— Do this —
Format the records below as a JSON list of strings, one string per line, leaving out blank lines and the pictures.

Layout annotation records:
— BEGIN —
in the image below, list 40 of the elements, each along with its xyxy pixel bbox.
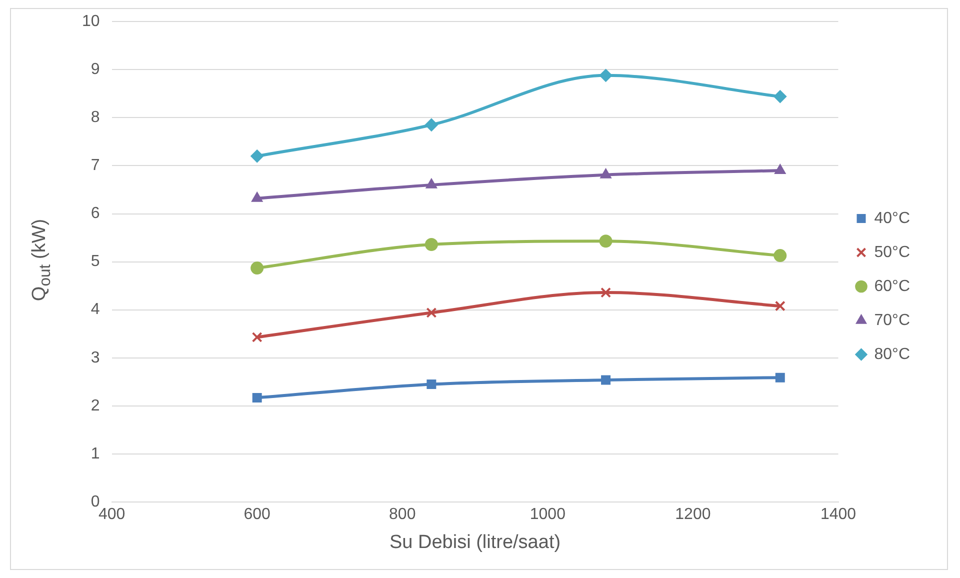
point [600,287,612,298]
x-tick-label: 400 [98,506,126,524]
y-tick-label: 7 [90,157,100,174]
point [599,234,612,248]
point [252,332,262,342]
y-tick-label: 1 [90,445,100,462]
point [424,118,438,132]
y-tick-label: 8 [90,109,100,126]
point [250,150,264,163]
x-tick-label: 1400 [820,506,856,524]
point [426,307,437,318]
point [424,238,438,252]
x-tick-label: 1000 [530,506,566,524]
y-tick-label: 6 [90,205,100,222]
x-tick-label: 1200 [675,506,711,524]
point [250,262,264,275]
y-tick-label: 2 [90,397,100,414]
legend-label: 40°C [874,210,910,227]
point [252,393,262,402]
y-tick-label: 10 [82,13,100,30]
point [774,300,786,312]
y-tick-label: 9 [90,61,100,78]
point [601,375,611,385]
x-tick-label: 600 [244,506,271,524]
y-tick-label: 4 [90,301,100,318]
point [599,68,612,82]
point [775,372,785,382]
y-tick-label: 5 [90,253,100,270]
point [774,90,787,104]
y-tick-label: 3 [90,349,100,366]
y-tick-label: 0 [90,493,100,510]
legend-label: 80°C [874,346,910,363]
point [774,249,787,262]
point [426,380,436,390]
legend-label: 50°C [874,244,910,261]
legend-label: 70°C [874,312,910,329]
point [774,164,786,174]
x-axis-title: Su Debisi (litre/saat) [389,532,561,553]
x-tick-label: 800 [389,506,416,524]
legend-label: 60°C [874,278,910,295]
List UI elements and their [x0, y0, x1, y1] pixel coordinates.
— END —
— Answer to this problem —
[
  "in the image below, list 40 of the elements, each along with its xyxy pixel bbox.",
  "point [600,287,612,298]",
  "x-tick-label: 400 [98,506,126,524]",
  "y-tick-label: 7 [90,157,100,174]",
  "point [599,234,612,248]",
  "point [252,332,262,342]",
  "y-tick-label: 1 [90,445,100,462]",
  "point [424,118,438,132]",
  "y-tick-label: 8 [90,109,100,126]",
  "point [250,150,264,163]",
  "x-tick-label: 1400 [820,506,856,524]",
  "point [426,307,437,318]",
  "point [424,238,438,252]",
  "x-tick-label: 1000 [530,506,566,524]",
  "y-tick-label: 6 [90,205,100,222]",
  "x-tick-label: 1200 [675,506,711,524]",
  "point [250,262,264,275]",
  "y-tick-label: 2 [90,397,100,414]",
  "legend-label: 40°C [874,210,910,227]",
  "point [252,393,262,402]",
  "y-tick-label: 10 [82,13,100,30]",
  "point [774,300,786,312]",
  "y-tick-label: 9 [90,61,100,78]",
  "point [601,375,611,385]",
  "x-tick-label: 600 [244,506,271,524]",
  "y-tick-label: 4 [90,301,100,318]",
  "point [599,68,612,82]",
  "point [775,372,785,382]",
  "y-tick-label: 5 [90,253,100,270]",
  "point [774,90,787,104]",
  "y-tick-label: 3 [90,349,100,366]",
  "y-tick-label: 0 [90,493,100,510]",
  "legend-label: 80°C [874,346,910,363]",
  "point [774,249,787,262]",
  "point [426,380,436,390]",
  "legend-label: 50°C [874,244,910,261]",
  "legend-label: 70°C [874,312,910,329]",
  "point [774,164,786,174]",
  "x-axis-title: Su Debisi (litre/saat) [389,532,561,553]",
  "x-tick-label: 800 [389,506,416,524]",
  "legend-label: 60°C [874,278,910,295]",
  "List UI elements and their [x0, y0, x1, y1] pixel coordinates."
]